— Problem —
Pictures are not part of the copy; repeat everything else in the records exactly.
# Start of Records for this task
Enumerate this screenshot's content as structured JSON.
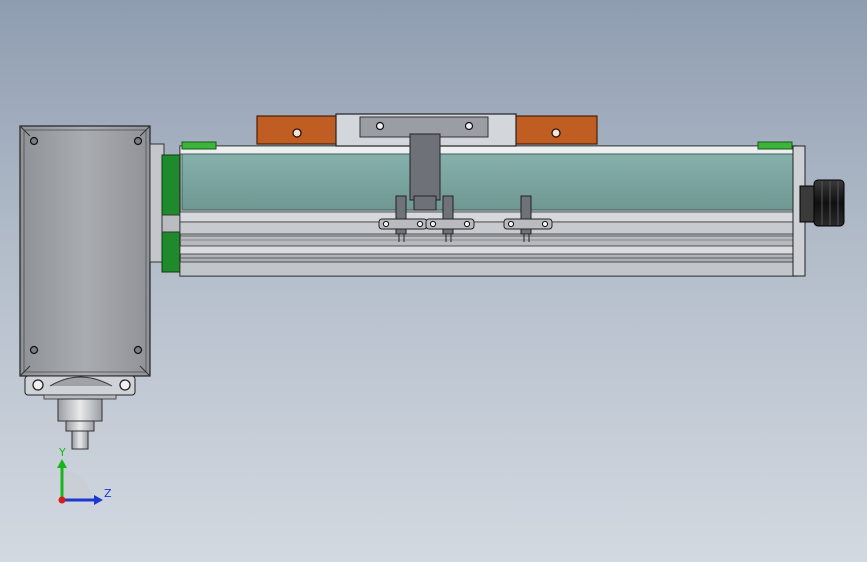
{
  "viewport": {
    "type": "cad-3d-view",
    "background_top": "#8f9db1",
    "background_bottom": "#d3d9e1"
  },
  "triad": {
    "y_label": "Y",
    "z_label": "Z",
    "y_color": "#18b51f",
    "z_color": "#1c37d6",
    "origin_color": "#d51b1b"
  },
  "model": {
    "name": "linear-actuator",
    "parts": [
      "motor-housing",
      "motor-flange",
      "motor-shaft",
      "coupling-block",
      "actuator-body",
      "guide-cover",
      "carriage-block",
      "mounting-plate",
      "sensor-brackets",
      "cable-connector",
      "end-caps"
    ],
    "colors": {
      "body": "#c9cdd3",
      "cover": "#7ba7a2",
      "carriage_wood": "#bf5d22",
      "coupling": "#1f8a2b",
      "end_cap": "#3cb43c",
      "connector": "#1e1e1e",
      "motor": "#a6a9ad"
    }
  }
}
# End of Records for this task
— The result —
Enumerate this screenshot's content as structured JSON.
{
  "viewport": {
    "type": "cad-3d-view",
    "background_top": "#8f9db1",
    "background_bottom": "#d3d9e1"
  },
  "triad": {
    "y_label": "Y",
    "z_label": "Z",
    "y_color": "#18b51f",
    "z_color": "#1c37d6",
    "origin_color": "#d51b1b"
  },
  "model": {
    "name": "linear-actuator",
    "parts": [
      "motor-housing",
      "motor-flange",
      "motor-shaft",
      "coupling-block",
      "actuator-body",
      "guide-cover",
      "carriage-block",
      "mounting-plate",
      "sensor-brackets",
      "cable-connector",
      "end-caps"
    ],
    "colors": {
      "body": "#c9cdd3",
      "cover": "#7ba7a2",
      "carriage_wood": "#bf5d22",
      "coupling": "#1f8a2b",
      "end_cap": "#3cb43c",
      "connector": "#1e1e1e",
      "motor": "#a6a9ad"
    }
  }
}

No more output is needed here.